* Brief 1 *
Please output, word for word, the passage of the Shaughnessy biography that opens with the words containing "Francis John Shaughnessy" and closes with "the 1936 Olympics.".

* Extracted text *
______

Francis John Shaughnessy Jr. (June 21, 1911 – June 12, 1982) was a Canadian/American athlete. In ice hockey, he was a member of the American team which won the bronze medal in the 1936 Winter Olympics. He was the son of Frank Shaughnessy, also an athlete and sports official.

Sporting career
He was born in Roanoke, Virginia and raised in Montreal, Quebec. In Montreal, Shaughnessy was an all-star halfback for the McGill Redmen football team and was also a player on the ice hockey team. Shaughnessy held dual American and Canadian citizenship and he joined the American team for the 1936 Olympics.

Shaughnessy was active in the Canadian Olympic Association, serving as chef de mission at five Olympic Winter Games and was vice president of the COA from 1957 through 1975. Shaughnessy later was one of the organizers of the 1976 Summer Olympics in Montreal. Shaughnessy was also an administrator in the Canadian Ski Association and the Canadian and Quebec Golf Associations. Shaughnessy died in 1982 in Montreal.

______

* Recorded data *
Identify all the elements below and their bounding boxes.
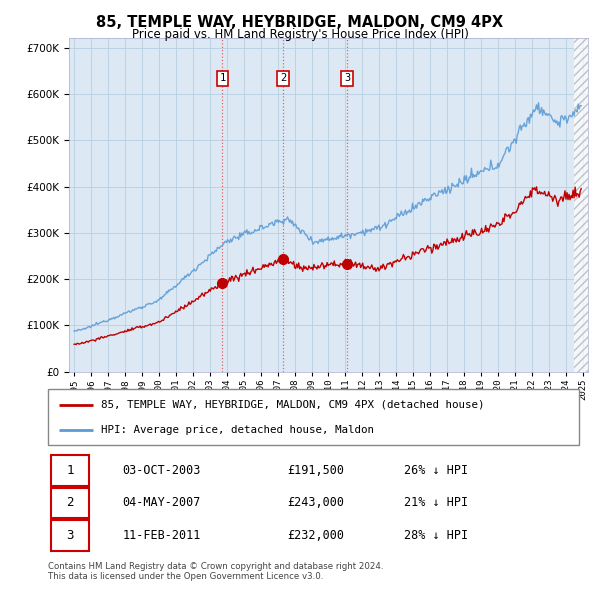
Text: 85, TEMPLE WAY, HEYBRIDGE, MALDON, CM9 4PX (detached house): 85, TEMPLE WAY, HEYBRIDGE, MALDON, CM9 4…	[101, 399, 485, 409]
Text: 2: 2	[280, 73, 286, 83]
FancyBboxPatch shape	[50, 455, 89, 486]
Bar	[574, 38, 588, 372]
Text: 85, TEMPLE WAY, HEYBRIDGE, MALDON, CM9 4PX: 85, TEMPLE WAY, HEYBRIDGE, MALDON, CM9 4…	[97, 15, 503, 30]
Text: 1: 1	[66, 464, 74, 477]
FancyBboxPatch shape	[50, 488, 89, 518]
Text: 11-FEB-2011: 11-FEB-2011	[122, 529, 201, 542]
Text: Contains HM Land Registry data © Crown copyright and database right 2024.: Contains HM Land Registry data © Crown c…	[48, 562, 383, 571]
Text: £243,000: £243,000	[287, 496, 344, 510]
Bar	[574, 38, 588, 372]
Text: 03-OCT-2003: 03-OCT-2003	[122, 464, 201, 477]
Text: 3: 3	[344, 73, 350, 83]
Text: 26% ↓ HPI: 26% ↓ HPI	[404, 464, 468, 477]
Text: £191,500: £191,500	[287, 464, 344, 477]
Text: £232,000: £232,000	[287, 529, 344, 542]
Text: 04-MAY-2007: 04-MAY-2007	[122, 496, 201, 510]
Text: This data is licensed under the Open Government Licence v3.0.: This data is licensed under the Open Gov…	[48, 572, 323, 581]
Text: 1: 1	[220, 73, 226, 83]
Text: Price paid vs. HM Land Registry's House Price Index (HPI): Price paid vs. HM Land Registry's House …	[131, 28, 469, 41]
FancyBboxPatch shape	[50, 520, 89, 551]
Text: 2: 2	[66, 496, 74, 510]
Text: HPI: Average price, detached house, Maldon: HPI: Average price, detached house, Mald…	[101, 425, 374, 435]
FancyBboxPatch shape	[48, 389, 579, 445]
Text: 3: 3	[66, 529, 74, 542]
Text: 28% ↓ HPI: 28% ↓ HPI	[404, 529, 468, 542]
Text: 21% ↓ HPI: 21% ↓ HPI	[404, 496, 468, 510]
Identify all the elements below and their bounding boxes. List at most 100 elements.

______

* Brief 2 *
Return, unchanged, the part of the records that opens with the line containing "Text: 85, TEMPLE WAY, HEYBRIDGE, MALDON, CM9 4PX (detached" and closes with the line containing "496, 201, 510]", both end lines included.

* Response 1 *
Francis John Shaughnessy Jr. (June 21, 1911 – June 12, 1982) was a Canadian/American athlete. In ice hockey, he was a member of the American team which won the bronze medal in the 1936 Winter Olympics. He was the son of Frank Shaughnessy, also an athlete and sports official.

Sporting career
He was born in Roanoke, Virginia and raised in Montreal, Quebec. In Montreal, Shaughnessy was an all-star halfback for the McGill Redmen football team and was also a player on the ice hockey team. Shaughnessy held dual American and Canadian citizenship and he joined the American team for the 1936 Olympics.

* Response 2 *
Text: 85, TEMPLE WAY, HEYBRIDGE, MALDON, CM9 4PX (detached house): 85, TEMPLE WAY, HEYBRIDGE, MALDON, CM9 4…	[101, 399, 485, 409]
Text: 2: 2	[280, 73, 286, 83]
FancyBboxPatch shape	[50, 455, 89, 486]
Bar	[574, 38, 588, 372]
Text: 85, TEMPLE WAY, HEYBRIDGE, MALDON, CM9 4PX: 85, TEMPLE WAY, HEYBRIDGE, MALDON, CM9 4…	[97, 15, 503, 30]
Text: 1: 1	[66, 464, 74, 477]
FancyBboxPatch shape	[50, 488, 89, 518]
Text: 11-FEB-2011: 11-FEB-2011	[122, 529, 201, 542]
Text: Contains HM Land Registry data © Crown copyright and database right 2024.: Contains HM Land Registry data © Crown c…	[48, 562, 383, 571]
Text: £243,000: £243,000	[287, 496, 344, 510]
Bar	[574, 38, 588, 372]
Text: 03-OCT-2003: 03-OCT-2003	[122, 464, 201, 477]
Text: 3: 3	[344, 73, 350, 83]
Text: 26% ↓ HPI: 26% ↓ HPI	[404, 464, 468, 477]
Text: £191,500: £191,500	[287, 464, 344, 477]
Text: £232,000: £232,000	[287, 529, 344, 542]
Text: 04-MAY-2007: 04-MAY-2007	[122, 496, 201, 510]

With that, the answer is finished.